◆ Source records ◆
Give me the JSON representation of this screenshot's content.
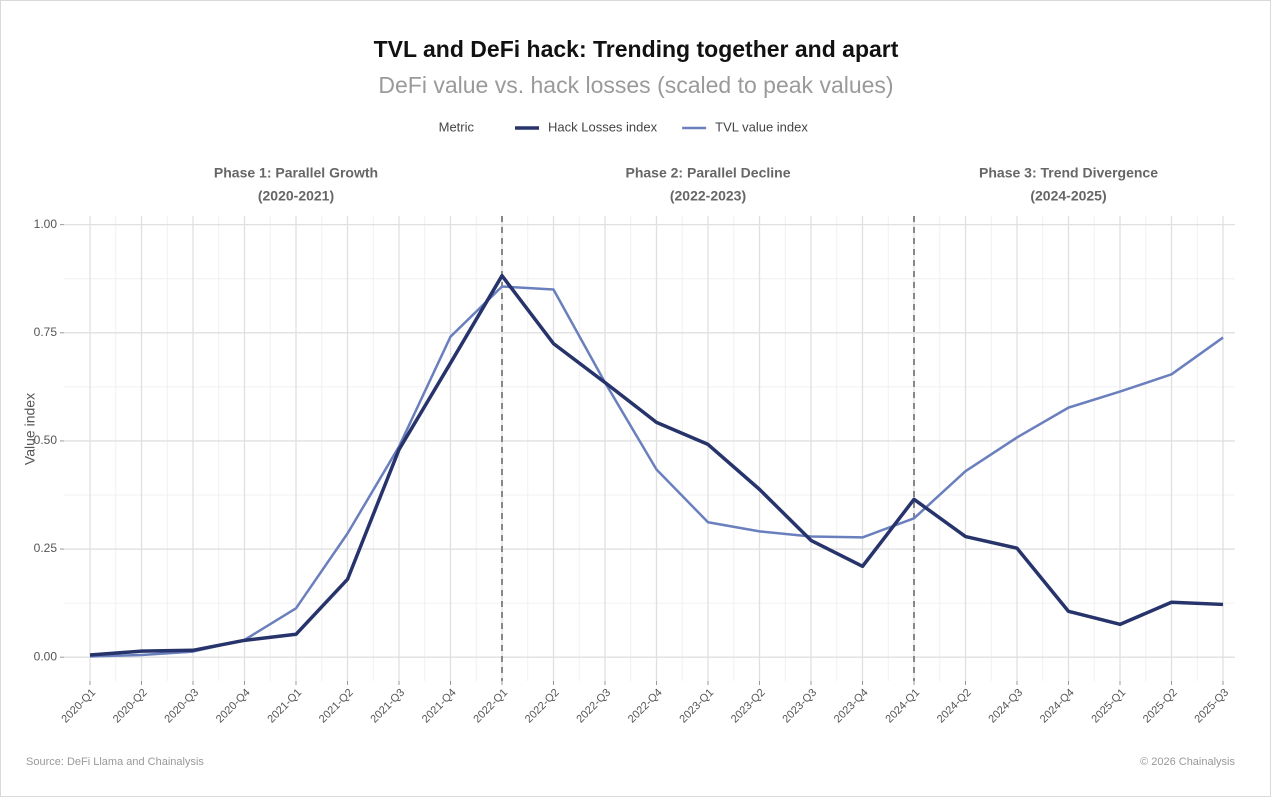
{
  "chart_data": {
    "type": "line",
    "title": "TVL and DeFi hack: Trending together and apart",
    "subtitle": "DeFi value vs. hack losses (scaled to peak values)",
    "legend_title": "Metric",
    "y_label": "Value index",
    "source": "Source: DeFi Llama and Chainalysis",
    "copyright": "© 2026 Chainalysis",
    "categories": [
      "2020-Q1",
      "2020-Q2",
      "2020-Q3",
      "2020-Q4",
      "2021-Q1",
      "2021-Q2",
      "2021-Q3",
      "2021-Q4",
      "2022-Q1",
      "2022-Q2",
      "2022-Q3",
      "2022-Q4",
      "2023-Q1",
      "2023-Q2",
      "2023-Q3",
      "2023-Q4",
      "2024-Q1",
      "2024-Q2",
      "2024-Q3",
      "2024-Q4",
      "2025-Q1",
      "2025-Q2",
      "2025-Q3"
    ],
    "series": [
      {
        "name": "Hack Losses index",
        "color": "#27346b",
        "values": [
          0.005,
          0.014,
          0.016,
          0.039,
          0.053,
          0.18,
          0.48,
          0.68,
          0.882,
          0.725,
          0.635,
          0.543,
          0.492,
          0.388,
          0.27,
          0.21,
          0.365,
          0.279,
          0.252,
          0.106,
          0.076,
          0.127,
          0.122
        ]
      },
      {
        "name": "TVL value index",
        "color": "#6a7fbd",
        "values": [
          0.002,
          0.005,
          0.013,
          0.04,
          0.113,
          0.286,
          0.487,
          0.741,
          0.857,
          0.85,
          0.635,
          0.434,
          0.312,
          0.291,
          0.279,
          0.277,
          0.321,
          0.43,
          0.508,
          0.577,
          0.614,
          0.654,
          0.739
        ]
      }
    ],
    "ylim": [
      -0.055,
      1.02
    ],
    "yticks": [
      {
        "value": 0,
        "label": "0.00"
      },
      {
        "value": 0.25,
        "label": "0.25"
      },
      {
        "value": 0.5,
        "label": "0.50"
      },
      {
        "value": 0.75,
        "label": "0.75"
      },
      {
        "value": 1,
        "label": "1.00"
      }
    ],
    "grid": true,
    "dividers": [
      "2022-Q1",
      "2024-Q1"
    ],
    "phases": [
      {
        "title": "Phase 1: Parallel Growth",
        "years": "(2020-2021)"
      },
      {
        "title": "Phase 2: Parallel Decline",
        "years": "(2022-2023)"
      },
      {
        "title": "Phase 3: Trend Divergence",
        "years": "(2024-2025)"
      }
    ]
  }
}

◆ Exercise description ◆
Copy each line in full and exactly, omitting any picture.

◆ Answer below ◆
Give me the JSON representation of this screenshot's content.
{
  "chart_data": {
    "type": "line",
    "title": "TVL and DeFi hack: Trending together and apart",
    "subtitle": "DeFi value vs. hack losses (scaled to peak values)",
    "legend_title": "Metric",
    "y_label": "Value index",
    "source": "Source: DeFi Llama and Chainalysis",
    "copyright": "© 2026 Chainalysis",
    "categories": [
      "2020-Q1",
      "2020-Q2",
      "2020-Q3",
      "2020-Q4",
      "2021-Q1",
      "2021-Q2",
      "2021-Q3",
      "2021-Q4",
      "2022-Q1",
      "2022-Q2",
      "2022-Q3",
      "2022-Q4",
      "2023-Q1",
      "2023-Q2",
      "2023-Q3",
      "2023-Q4",
      "2024-Q1",
      "2024-Q2",
      "2024-Q3",
      "2024-Q4",
      "2025-Q1",
      "2025-Q2",
      "2025-Q3"
    ],
    "series": [
      {
        "name": "Hack Losses index",
        "color": "#27346b",
        "values": [
          0.005,
          0.014,
          0.016,
          0.039,
          0.053,
          0.18,
          0.48,
          0.68,
          0.882,
          0.725,
          0.635,
          0.543,
          0.492,
          0.388,
          0.27,
          0.21,
          0.365,
          0.279,
          0.252,
          0.106,
          0.076,
          0.127,
          0.122
        ]
      },
      {
        "name": "TVL value index",
        "color": "#6a7fbd",
        "values": [
          0.002,
          0.005,
          0.013,
          0.04,
          0.113,
          0.286,
          0.487,
          0.741,
          0.857,
          0.85,
          0.635,
          0.434,
          0.312,
          0.291,
          0.279,
          0.277,
          0.321,
          0.43,
          0.508,
          0.577,
          0.614,
          0.654,
          0.739
        ]
      }
    ],
    "ylim": [
      -0.055,
      1.02
    ],
    "yticks": [
      {
        "value": 0,
        "label": "0.00"
      },
      {
        "value": 0.25,
        "label": "0.25"
      },
      {
        "value": 0.5,
        "label": "0.50"
      },
      {
        "value": 0.75,
        "label": "0.75"
      },
      {
        "value": 1,
        "label": "1.00"
      }
    ],
    "grid": true,
    "dividers": [
      "2022-Q1",
      "2024-Q1"
    ],
    "phases": [
      {
        "title": "Phase 1: Parallel Growth",
        "years": "(2020-2021)"
      },
      {
        "title": "Phase 2: Parallel Decline",
        "years": "(2022-2023)"
      },
      {
        "title": "Phase 3: Trend Divergence",
        "years": "(2024-2025)"
      }
    ]
  }
}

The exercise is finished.